▸ **Task statement**
Search the records below for the word "icon" and show every line where it occurs.

Data tied to figure images:
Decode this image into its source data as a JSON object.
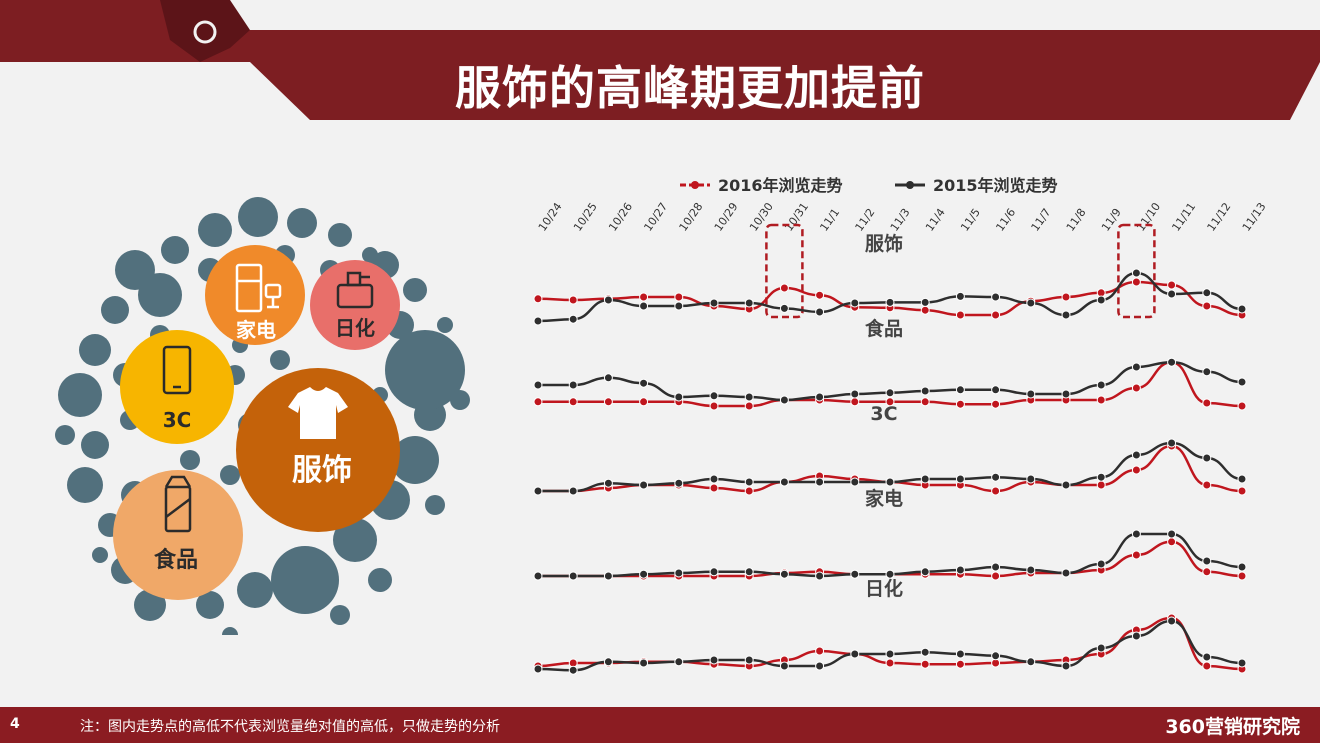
{
  "header": {
    "title": "服饰的高峰期更加提前"
  },
  "colors": {
    "banner": "#7d1e22",
    "series_2016": "#c0161e",
    "series_2015": "#2e2e2e",
    "bubble_gray": "#52707d",
    "bubble_apparel": "#c4620a",
    "bubble_appliance": "#f08a2a",
    "bubble_daily": "#e86f6a",
    "bubble_3c": "#f7b500",
    "bubble_food": "#f0a868"
  },
  "bubbles": [
    {
      "label": "服饰",
      "icon": "tshirt-icon",
      "color": "#c4620a"
    },
    {
      "label": "家电",
      "icon": "fridge-icon",
      "color": "#f08a2a"
    },
    {
      "label": "日化",
      "icon": "bottle-icon",
      "color": "#e86f6a"
    },
    {
      "label": "3C",
      "icon": "phone-icon",
      "color": "#f7b500"
    },
    {
      "label": "食品",
      "icon": "milk-carton-icon",
      "color": "#f0a868"
    }
  ],
  "chart_data": {
    "type": "line",
    "x": [
      "10/24",
      "10/25",
      "10/26",
      "10/27",
      "10/28",
      "10/29",
      "10/30",
      "10/31",
      "11/1",
      "11/2",
      "11/3",
      "11/4",
      "11/5",
      "11/6",
      "11/7",
      "11/8",
      "11/9",
      "11/10",
      "11/11",
      "11/12",
      "11/13"
    ],
    "legend": [
      "2016年浏览走势",
      "2015年浏览走势"
    ],
    "legend_position": "top",
    "grid": false,
    "panels": [
      {
        "title": "服饰",
        "series": [
          {
            "name": "2016年浏览走势",
            "values": [
              52,
              50,
              52,
              55,
              55,
              40,
              35,
              70,
              58,
              38,
              37,
              33,
              25,
              25,
              48,
              55,
              62,
              80,
              75,
              40,
              25
            ]
          },
          {
            "name": "2015年浏览走势",
            "values": [
              15,
              18,
              50,
              40,
              40,
              45,
              45,
              36,
              30,
              45,
              46,
              46,
              56,
              55,
              45,
              25,
              50,
              95,
              60,
              62,
              35
            ]
          }
        ],
        "highlight": [
          "10/31",
          "11/10"
        ]
      },
      {
        "title": "食品",
        "series": [
          {
            "name": "2016年浏览走势",
            "values": [
              22,
              22,
              22,
              22,
              22,
              15,
              15,
              25,
              25,
              22,
              22,
              22,
              18,
              18,
              25,
              25,
              25,
              45,
              88,
              20,
              15
            ]
          },
          {
            "name": "2015年浏览走势",
            "values": [
              50,
              50,
              62,
              53,
              30,
              32,
              30,
              25,
              30,
              35,
              37,
              40,
              42,
              42,
              35,
              35,
              50,
              80,
              88,
              72,
              55
            ]
          }
        ]
      },
      {
        "title": "3C",
        "series": [
          {
            "name": "2016年浏览走势",
            "values": [
              15,
              15,
              20,
              25,
              25,
              20,
              15,
              30,
              40,
              35,
              30,
              25,
              25,
              15,
              30,
              25,
              25,
              50,
              90,
              25,
              15
            ]
          },
          {
            "name": "2015年浏览走势",
            "values": [
              15,
              15,
              28,
              25,
              28,
              35,
              30,
              30,
              30,
              30,
              30,
              35,
              35,
              38,
              35,
              25,
              38,
              75,
              95,
              70,
              35
            ]
          }
        ]
      },
      {
        "title": "家电",
        "series": [
          {
            "name": "2016年浏览走势",
            "values": [
              15,
              15,
              15,
              15,
              15,
              15,
              15,
              20,
              22,
              18,
              18,
              18,
              18,
              15,
              20,
              20,
              25,
              50,
              72,
              22,
              15
            ]
          },
          {
            "name": "2015年浏览走势",
            "values": [
              15,
              15,
              15,
              18,
              20,
              22,
              22,
              18,
              15,
              18,
              18,
              22,
              25,
              30,
              25,
              20,
              35,
              85,
              85,
              40,
              30
            ]
          }
        ]
      },
      {
        "title": "日化",
        "series": [
          {
            "name": "2016年浏览走势",
            "values": [
              15,
              20,
              20,
              22,
              22,
              18,
              15,
              25,
              40,
              35,
              20,
              18,
              18,
              20,
              22,
              25,
              35,
              75,
              95,
              15,
              10
            ]
          },
          {
            "name": "2015年浏览走势",
            "values": [
              10,
              8,
              22,
              20,
              22,
              25,
              25,
              15,
              15,
              35,
              35,
              38,
              35,
              32,
              22,
              15,
              45,
              65,
              90,
              30,
              20
            ]
          }
        ]
      }
    ]
  },
  "footer": {
    "page_number": "4",
    "note": "注：图内走势点的高低不代表浏览量绝对值的高低，只做走势的分析",
    "brand": "360营销研究院"
  }
}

▸ **Task answer**
      "icon": "tshirt-icon",
      "icon": "fridge-icon",
      "icon": "bottle-icon",
      "icon": "phone-icon",
      "icon": "milk-carton-icon",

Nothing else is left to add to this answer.